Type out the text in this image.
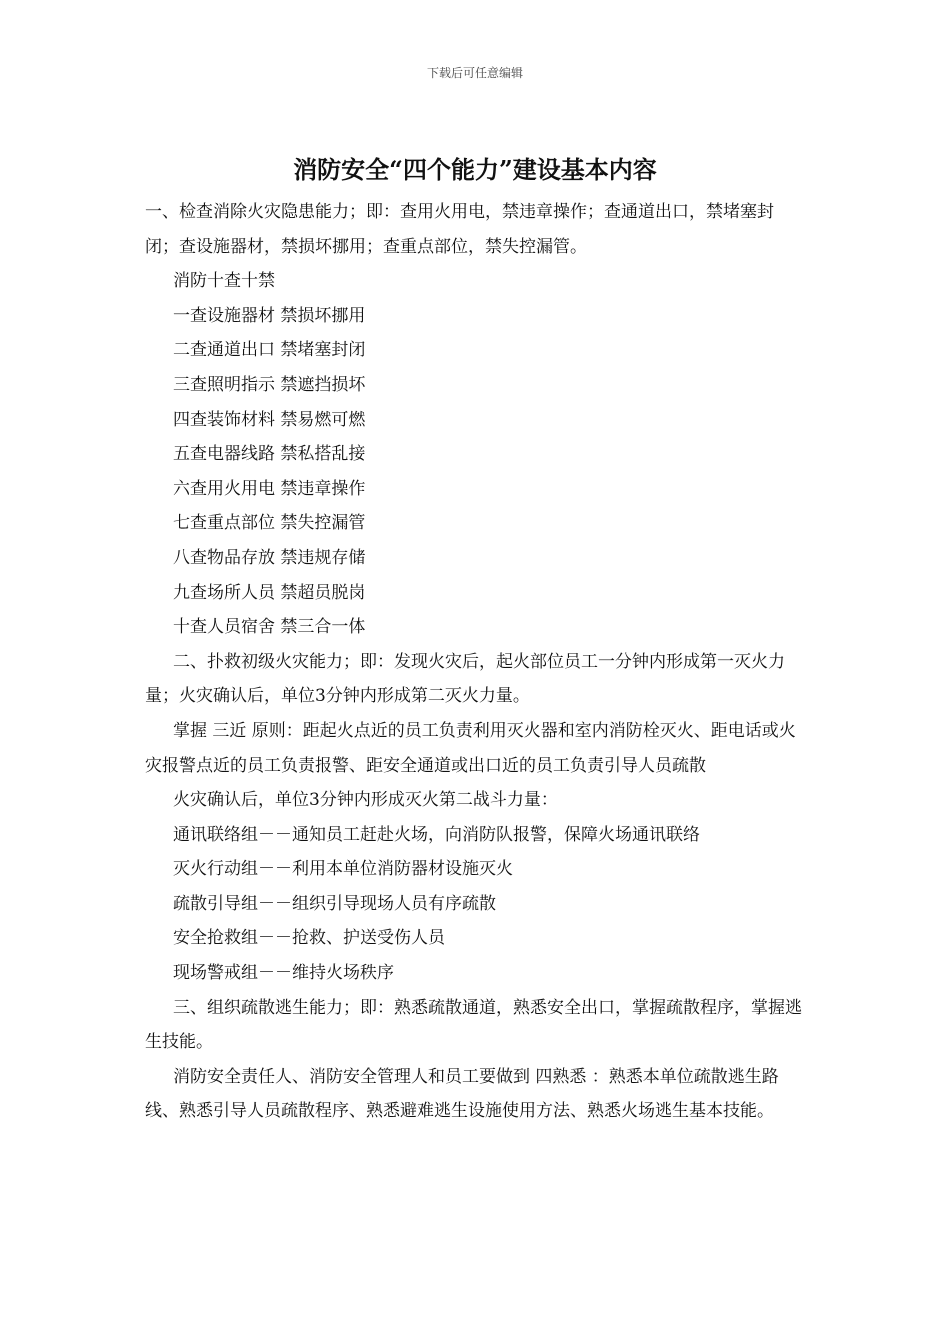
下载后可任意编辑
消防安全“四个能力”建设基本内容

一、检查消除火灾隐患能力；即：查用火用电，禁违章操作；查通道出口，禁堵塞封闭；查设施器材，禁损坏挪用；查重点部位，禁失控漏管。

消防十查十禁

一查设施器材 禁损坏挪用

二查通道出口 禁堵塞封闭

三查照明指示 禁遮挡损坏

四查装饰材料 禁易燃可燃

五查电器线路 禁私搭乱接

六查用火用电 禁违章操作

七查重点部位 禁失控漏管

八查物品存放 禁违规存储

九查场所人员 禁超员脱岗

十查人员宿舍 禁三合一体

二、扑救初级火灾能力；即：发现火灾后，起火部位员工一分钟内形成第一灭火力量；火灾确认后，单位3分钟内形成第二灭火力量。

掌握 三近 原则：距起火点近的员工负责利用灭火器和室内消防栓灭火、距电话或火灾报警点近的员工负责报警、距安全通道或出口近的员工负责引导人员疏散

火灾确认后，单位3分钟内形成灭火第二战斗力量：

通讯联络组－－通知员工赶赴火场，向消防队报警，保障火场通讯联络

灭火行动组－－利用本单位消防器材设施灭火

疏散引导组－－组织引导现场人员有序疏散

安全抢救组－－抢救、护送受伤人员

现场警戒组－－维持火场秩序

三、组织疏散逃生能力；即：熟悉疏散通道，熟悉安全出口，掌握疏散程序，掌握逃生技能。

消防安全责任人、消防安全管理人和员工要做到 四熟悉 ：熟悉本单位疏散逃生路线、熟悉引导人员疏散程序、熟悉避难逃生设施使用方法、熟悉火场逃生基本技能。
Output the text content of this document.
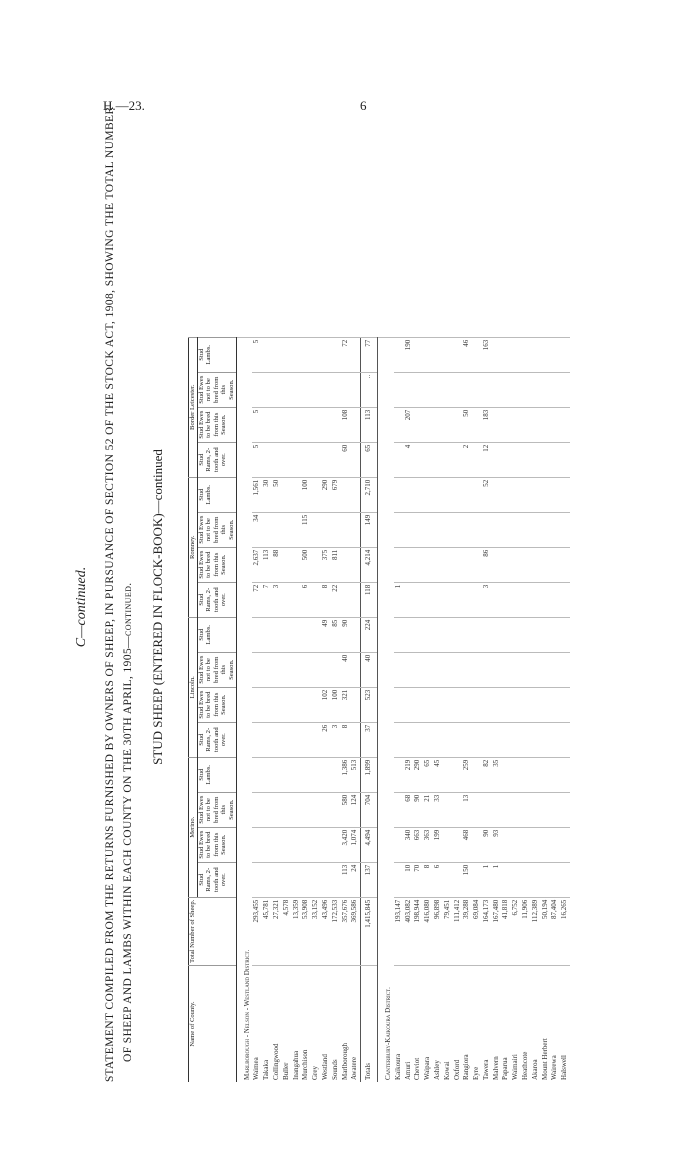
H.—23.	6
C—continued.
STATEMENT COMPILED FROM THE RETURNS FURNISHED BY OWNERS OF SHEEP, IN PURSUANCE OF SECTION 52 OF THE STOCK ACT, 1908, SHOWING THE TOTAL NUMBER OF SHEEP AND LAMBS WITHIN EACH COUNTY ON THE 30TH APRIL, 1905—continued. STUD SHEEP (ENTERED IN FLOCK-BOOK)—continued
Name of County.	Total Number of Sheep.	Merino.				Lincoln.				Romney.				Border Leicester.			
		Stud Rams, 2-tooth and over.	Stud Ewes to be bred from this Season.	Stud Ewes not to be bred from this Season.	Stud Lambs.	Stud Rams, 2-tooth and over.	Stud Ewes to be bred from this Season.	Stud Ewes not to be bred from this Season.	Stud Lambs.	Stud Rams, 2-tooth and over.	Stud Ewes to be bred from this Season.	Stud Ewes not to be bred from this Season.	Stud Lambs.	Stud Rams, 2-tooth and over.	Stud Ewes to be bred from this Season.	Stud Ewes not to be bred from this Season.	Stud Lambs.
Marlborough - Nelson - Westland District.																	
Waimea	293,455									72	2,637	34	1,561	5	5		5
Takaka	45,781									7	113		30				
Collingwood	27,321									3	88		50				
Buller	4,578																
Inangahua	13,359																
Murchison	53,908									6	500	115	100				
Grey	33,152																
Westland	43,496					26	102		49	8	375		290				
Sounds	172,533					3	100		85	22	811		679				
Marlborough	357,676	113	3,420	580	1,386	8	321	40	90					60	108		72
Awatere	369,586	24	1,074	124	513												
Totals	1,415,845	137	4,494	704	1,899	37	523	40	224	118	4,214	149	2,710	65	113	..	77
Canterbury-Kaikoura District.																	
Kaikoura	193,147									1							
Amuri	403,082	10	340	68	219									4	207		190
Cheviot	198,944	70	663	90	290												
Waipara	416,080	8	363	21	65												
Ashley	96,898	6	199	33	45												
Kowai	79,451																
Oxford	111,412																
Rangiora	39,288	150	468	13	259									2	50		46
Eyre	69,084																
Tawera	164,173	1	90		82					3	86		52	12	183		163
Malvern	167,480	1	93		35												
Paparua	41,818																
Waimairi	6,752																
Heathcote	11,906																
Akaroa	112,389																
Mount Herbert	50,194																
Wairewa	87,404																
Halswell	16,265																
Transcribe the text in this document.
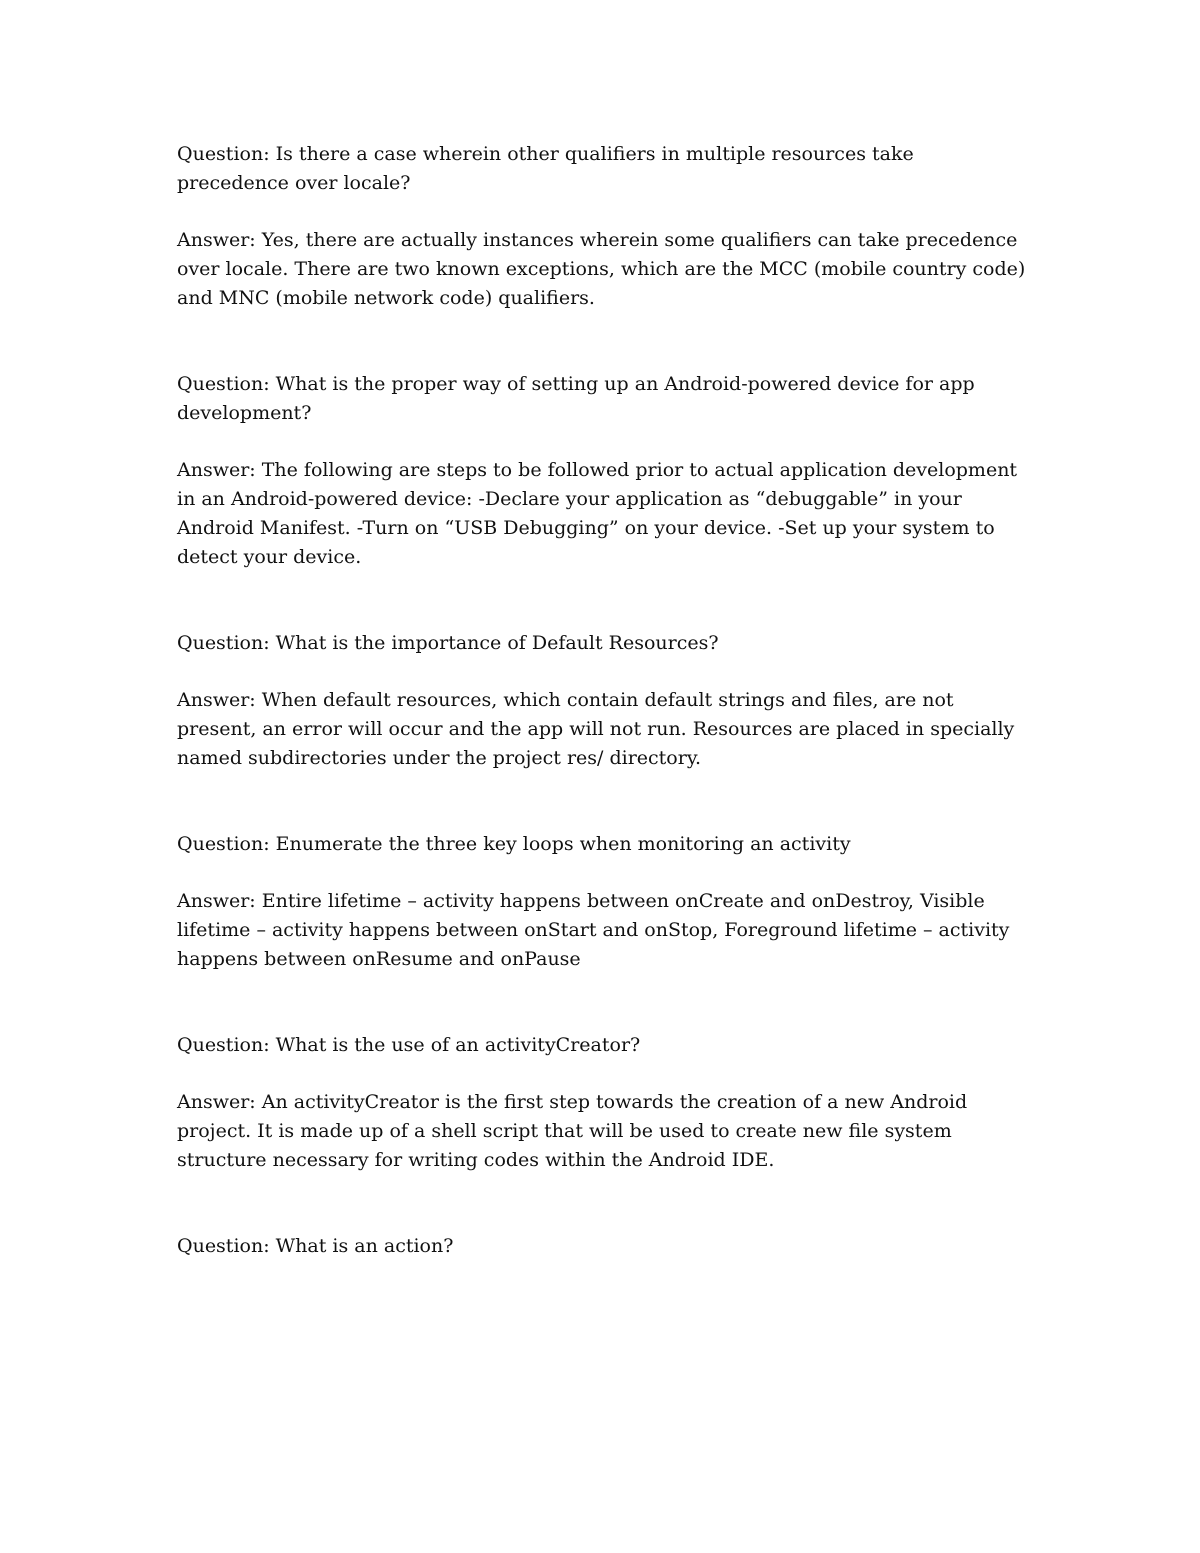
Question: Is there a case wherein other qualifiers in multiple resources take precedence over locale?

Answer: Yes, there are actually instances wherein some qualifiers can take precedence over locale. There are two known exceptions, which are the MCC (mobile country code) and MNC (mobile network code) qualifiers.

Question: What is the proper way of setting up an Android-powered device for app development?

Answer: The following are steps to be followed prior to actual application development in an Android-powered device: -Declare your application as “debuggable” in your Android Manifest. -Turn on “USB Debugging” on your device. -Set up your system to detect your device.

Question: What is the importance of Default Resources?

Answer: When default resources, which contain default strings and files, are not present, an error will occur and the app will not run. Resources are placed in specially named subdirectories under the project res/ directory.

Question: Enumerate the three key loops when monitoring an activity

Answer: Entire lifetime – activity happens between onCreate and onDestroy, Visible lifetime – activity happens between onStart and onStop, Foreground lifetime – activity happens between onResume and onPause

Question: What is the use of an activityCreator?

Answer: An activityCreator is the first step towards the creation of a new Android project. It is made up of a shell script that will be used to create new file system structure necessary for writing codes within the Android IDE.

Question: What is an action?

▸ **DO THIS**
The listing above needs to be output again exactly. Don't include the pictures.

▸ **RESPONSE**
Type out the text in this image.
下载后可任意编辑
消防安全“四个能力”建设基本内容

一、检查消除火灾隐患能力；即：查用火用电，禁违章操作；查通道出口，禁堵塞封闭；查设施器材，禁损坏挪用；查重点部位，禁失控漏管。

消防十查十禁

一查设施器材 禁损坏挪用

二查通道出口 禁堵塞封闭

三查照明指示 禁遮挡损坏

四查装饰材料 禁易燃可燃

五查电器线路 禁私搭乱接

六查用火用电 禁违章操作

七查重点部位 禁失控漏管

八查物品存放 禁违规存储

九查场所人员 禁超员脱岗

十查人员宿舍 禁三合一体

二、扑救初级火灾能力；即：发现火灾后，起火部位员工一分钟内形成第一灭火力量；火灾确认后，单位3分钟内形成第二灭火力量。

掌握 三近 原则：距起火点近的员工负责利用灭火器和室内消防栓灭火、距电话或火灾报警点近的员工负责报警、距安全通道或出口近的员工负责引导人员疏散

火灾确认后，单位3分钟内形成灭火第二战斗力量：

通讯联络组－－通知员工赶赴火场，向消防队报警，保障火场通讯联络

灭火行动组－－利用本单位消防器材设施灭火

疏散引导组－－组织引导现场人员有序疏散

安全抢救组－－抢救、护送受伤人员

现场警戒组－－维持火场秩序

三、组织疏散逃生能力；即：熟悉疏散通道，熟悉安全出口，掌握疏散程序，掌握逃生技能。

消防安全责任人、消防安全管理人和员工要做到 四熟悉 ：熟悉本单位疏散逃生路线、熟悉引导人员疏散程序、熟悉避难逃生设施使用方法、熟悉火场逃生基本技能。
Output the text content of this document.
H.—23.	6
C—continued.
STATEMENT COMPILED FROM THE RETURNS FURNISHED BY OWNERS OF SHEEP, IN PURSUANCE OF SECTION 52 OF THE STOCK ACT, 1908, SHOWING THE TOTAL NUMBER OF SHEEP AND LAMBS WITHIN EACH COUNTY ON THE 30TH APRIL, 1905—continued. STUD SHEEP (ENTERED IN FLOCK-BOOK)—continued
Name of County.	Total Number of Sheep.	Merino.				Lincoln.				Romney.				Border Leicester.			
		Stud Rams, 2-tooth and over.	Stud Ewes to be bred from this Season.	Stud Ewes not to be bred from this Season.	Stud Lambs.	Stud Rams, 2-tooth and over.	Stud Ewes to be bred from this Season.	Stud Ewes not to be bred from this Season.	Stud Lambs.	Stud Rams, 2-tooth and over.	Stud Ewes to be bred from this Season.	Stud Ewes not to be bred from this Season.	Stud Lambs.	Stud Rams, 2-tooth and over.	Stud Ewes to be bred from this Season.	Stud Ewes not to be bred from this Season.	Stud Lambs.
Marlborough - Nelson - Westland District.																	
Waimea	293,455									72	2,637	34	1,561	5	5		5
Takaka	45,781									7	113		30				
Collingwood	27,321									3	88		50				
Buller	4,578																
Inangahua	13,359																
Murchison	53,908									6	500	115	100				
Grey	33,152																
Westland	43,496					26	102		49	8	375		290				
Sounds	172,533					3	100		85	22	811		679				
Marlborough	357,676	113	3,420	580	1,386	8	321	40	90					60	108		72
Awatere	369,586	24	1,074	124	513												
Totals	1,415,845	137	4,494	704	1,899	37	523	40	224	118	4,214	149	2,710	65	113	..	77
Canterbury-Kaikoura District.																	
Kaikoura	193,147									1							
Amuri	403,082	10	340	68	219									4	207		190
Cheviot	198,944	70	663	90	290												
Waipara	416,080	8	363	21	65												
Ashley	96,898	6	199	33	45												
Kowai	79,451																
Oxford	111,412																
Rangiora	39,288	150	468	13	259									2	50		46
Eyre	69,084																
Tawera	164,173	1	90		82					3	86		52	12	183		163
Malvern	167,480	1	93		35												
Paparua	41,818																
Waimairi	6,752																
Heathcote	11,906																
Akaroa	112,389																
Mount Herbert	50,194																
Wairewa	87,404																
Halswell	16,265																
Transcribe the text in this document.
Question: Is there a case wherein other qualifiers in multiple resources take precedence over locale?

Answer: Yes, there are actually instances wherein some qualifiers can take precedence over locale. There are two known exceptions, which are the MCC (mobile country code) and MNC (mobile network code) qualifiers.

Question: What is the proper way of setting up an Android-powered device for app development?

Answer: The following are steps to be followed prior to actual application development in an Android-powered device: -Declare your application as “debuggable” in your Android Manifest. -Turn on “USB Debugging” on your device. -Set up your system to detect your device.

Question: What is the importance of Default Resources?

Answer: When default resources, which contain default strings and files, are not present, an error will occur and the app will not run. Resources are placed in specially named subdirectories under the project res/ directory.

Question: Enumerate the three key loops when monitoring an activity

Answer: Entire lifetime – activity happens between onCreate and onDestroy, Visible lifetime – activity happens between onStart and onStop, Foreground lifetime – activity happens between onResume and onPause

Question: What is the use of an activityCreator?

Answer: An activityCreator is the first step towards the creation of a new Android project. It is made up of a shell script that will be used to create new file system structure necessary for writing codes within the Android IDE.

Question: What is an action?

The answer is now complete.